>>>

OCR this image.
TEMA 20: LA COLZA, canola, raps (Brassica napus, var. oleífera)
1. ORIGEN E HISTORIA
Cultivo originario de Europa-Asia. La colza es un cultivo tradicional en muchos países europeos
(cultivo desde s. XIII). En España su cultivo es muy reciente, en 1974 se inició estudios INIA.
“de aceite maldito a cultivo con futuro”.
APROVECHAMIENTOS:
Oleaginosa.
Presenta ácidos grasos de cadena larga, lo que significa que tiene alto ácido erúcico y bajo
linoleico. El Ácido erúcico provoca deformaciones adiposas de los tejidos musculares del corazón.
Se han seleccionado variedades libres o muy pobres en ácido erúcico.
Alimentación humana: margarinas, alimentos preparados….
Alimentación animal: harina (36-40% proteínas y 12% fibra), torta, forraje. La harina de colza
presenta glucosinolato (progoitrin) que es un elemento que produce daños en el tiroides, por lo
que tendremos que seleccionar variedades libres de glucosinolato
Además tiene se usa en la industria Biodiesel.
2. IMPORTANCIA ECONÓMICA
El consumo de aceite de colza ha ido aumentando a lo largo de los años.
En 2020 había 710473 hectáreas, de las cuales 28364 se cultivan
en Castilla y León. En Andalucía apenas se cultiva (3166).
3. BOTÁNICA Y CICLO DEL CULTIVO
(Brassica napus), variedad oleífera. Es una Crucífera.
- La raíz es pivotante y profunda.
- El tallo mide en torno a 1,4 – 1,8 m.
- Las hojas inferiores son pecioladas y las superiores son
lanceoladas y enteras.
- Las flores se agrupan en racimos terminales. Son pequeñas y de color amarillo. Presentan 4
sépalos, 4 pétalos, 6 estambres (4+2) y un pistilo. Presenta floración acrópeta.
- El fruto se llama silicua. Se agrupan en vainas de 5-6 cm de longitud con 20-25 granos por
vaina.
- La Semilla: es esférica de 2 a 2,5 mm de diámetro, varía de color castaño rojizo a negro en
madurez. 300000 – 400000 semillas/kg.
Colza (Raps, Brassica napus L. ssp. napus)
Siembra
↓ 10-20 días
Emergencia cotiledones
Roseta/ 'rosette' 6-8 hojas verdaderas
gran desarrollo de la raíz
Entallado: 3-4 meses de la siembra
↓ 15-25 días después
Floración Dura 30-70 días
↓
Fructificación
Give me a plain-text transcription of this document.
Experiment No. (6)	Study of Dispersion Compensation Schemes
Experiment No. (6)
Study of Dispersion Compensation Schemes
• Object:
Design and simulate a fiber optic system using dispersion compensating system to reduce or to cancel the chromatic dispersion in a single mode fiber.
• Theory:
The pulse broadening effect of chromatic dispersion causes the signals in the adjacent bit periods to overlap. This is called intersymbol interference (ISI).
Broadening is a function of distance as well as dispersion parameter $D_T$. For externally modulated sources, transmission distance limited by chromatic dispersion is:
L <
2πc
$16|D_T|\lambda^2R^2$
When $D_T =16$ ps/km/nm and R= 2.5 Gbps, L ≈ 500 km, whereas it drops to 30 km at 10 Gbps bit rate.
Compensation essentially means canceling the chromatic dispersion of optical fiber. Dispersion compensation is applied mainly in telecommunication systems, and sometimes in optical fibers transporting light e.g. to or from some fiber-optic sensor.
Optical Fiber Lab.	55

<<<

Short exercise:
All of the material must be reproduced exactly.

The result:
OCR this image.
TEMA 20: LA COLZA, canola, raps (Brassica napus, var. oleífera)
1. ORIGEN E HISTORIA
Cultivo originario de Europa-Asia. La colza es un cultivo tradicional en muchos países europeos
(cultivo desde s. XIII). En España su cultivo es muy reciente, en 1974 se inició estudios INIA.
“de aceite maldito a cultivo con futuro”.
APROVECHAMIENTOS:
Oleaginosa.
Presenta ácidos grasos de cadena larga, lo que significa que tiene alto ácido erúcico y bajo
linoleico. El Ácido erúcico provoca deformaciones adiposas de los tejidos musculares del corazón.
Se han seleccionado variedades libres o muy pobres en ácido erúcico.
Alimentación humana: margarinas, alimentos preparados….
Alimentación animal: harina (36-40% proteínas y 12% fibra), torta, forraje. La harina de colza
presenta glucosinolato (progoitrin) que es un elemento que produce daños en el tiroides, por lo
que tendremos que seleccionar variedades libres de glucosinolato
Además tiene se usa en la industria Biodiesel.
2. IMPORTANCIA ECONÓMICA
El consumo de aceite de colza ha ido aumentando a lo largo de los años.
En 2020 había 710473 hectáreas, de las cuales 28364 se cultivan
en Castilla y León. En Andalucía apenas se cultiva (3166).
3. BOTÁNICA Y CICLO DEL CULTIVO
(Brassica napus), variedad oleífera. Es una Crucífera.
- La raíz es pivotante y profunda.
- El tallo mide en torno a 1,4 – 1,8 m.
- Las hojas inferiores son pecioladas y las superiores son
lanceoladas y enteras.
- Las flores se agrupan en racimos terminales. Son pequeñas y de color amarillo. Presentan 4
sépalos, 4 pétalos, 6 estambres (4+2) y un pistilo. Presenta floración acrópeta.
- El fruto se llama silicua. Se agrupan en vainas de 5-6 cm de longitud con 20-25 granos por
vaina.
- La Semilla: es esférica de 2 a 2,5 mm de diámetro, varía de color castaño rojizo a negro en
madurez. 300000 – 400000 semillas/kg.
Colza (Raps, Brassica napus L. ssp. napus)
Siembra
↓ 10-20 días
Emergencia cotiledones
Roseta/ 'rosette' 6-8 hojas verdaderas
gran desarrollo de la raíz
Entallado: 3-4 meses de la siembra
↓ 15-25 días después
Floración Dura 30-70 días
↓
Fructificación
Give me a plain-text transcription of this document.
Experiment No. (6)	Study of Dispersion Compensation Schemes
Experiment No. (6)
Study of Dispersion Compensation Schemes
• Object:
Design and simulate a fiber optic system using dispersion compensating system to reduce or to cancel the chromatic dispersion in a single mode fiber.
• Theory:
The pulse broadening effect of chromatic dispersion causes the signals in the adjacent bit periods to overlap. This is called intersymbol interference (ISI).
Broadening is a function of distance as well as dispersion parameter $D_T$. For externally modulated sources, transmission distance limited by chromatic dispersion is:
L <
2πc
$16|D_T|\lambda^2R^2$
When $D_T =16$ ps/km/nm and R= 2.5 Gbps, L ≈ 500 km, whereas it drops to 30 km at 10 Gbps bit rate.
Compensation essentially means canceling the chromatic dispersion of optical fiber. Dispersion compensation is applied mainly in telecommunication systems, and sometimes in optical fibers transporting light e.g. to or from some fiber-optic sensor.
Optical Fiber Lab.	55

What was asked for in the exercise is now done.